#### SUPPLIED TEXT

BBVA: Helping Global Remote Working with Amazon AppStream 2.0

Post Syndicated from Joe Luis Prieto original https://aws.amazon.com/blogs/architecture/bbva-helping-global-remote-working-with-amazon-appstream-2-0/

This post was co-written with Javier Jose Pecete, Cloud Security Architect at BBVA, and Javier Sanz Enjuto, Head of Platform Protection – Security Architecture at BBVA.

Introduction

Speed and elasticity are key when you are faced with unexpected scenarios such as a massive employee workforce working from home or running more workloads on the public cloud if data centers face staffing reductions. AWS customers can instantly benefit from implementing a fully managed turnkey solution to help cope with these scenarios.

Companies not only need to use technology as the foundation to maintain business continuity and adjust their business model for the future, but they also must work to help their employees adapt to new situations.

About BBVA

BBVA is a customer-centric, global financial services group present in more than 30 countries throughout the world, has more than 126,000 employees, and serves more than 78 million customers.

Founded in 1857, BBVA is a leader in the Spanish market as well as the largest financial institution in Mexico. It has leading franchises in South America and the Sun Belt region of the United States and is the leading shareholder in Turkey’s Garanti BBVA.

The challenge

BBVA implemented a global remote working plan that protects customers and employees alike, including a significant reduction of the number of employees working in its branch offices. It also ensured continued and uninterrupted operations for both consumer and business customers by strengthening digital access to its full suite of services.

########
#### SOURCE MATERIAL

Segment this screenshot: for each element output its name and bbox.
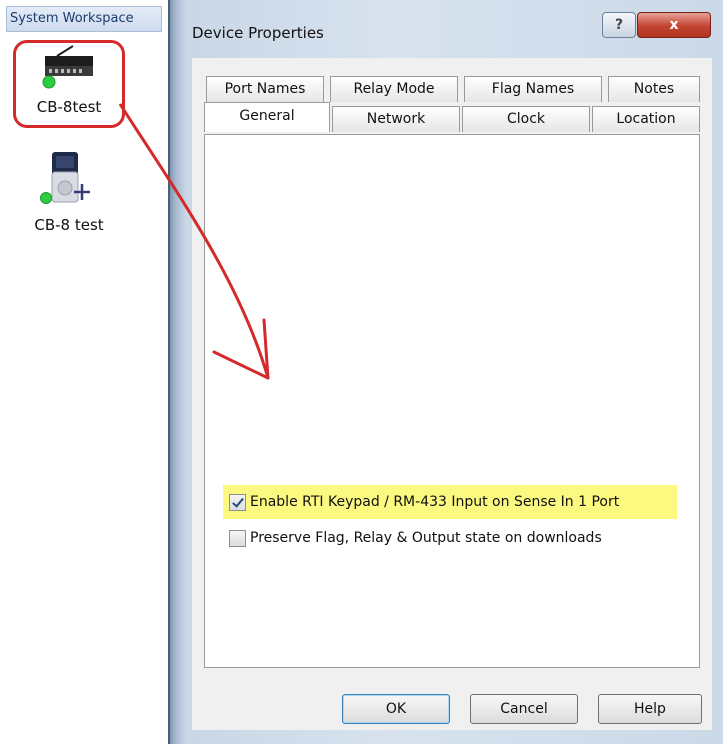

########

> **STATED GOAL**
Please state, according to the BBVA remote-working post above, the year BBVA was founded.

> **ANSWER FOR THIS EXERCISE**
1857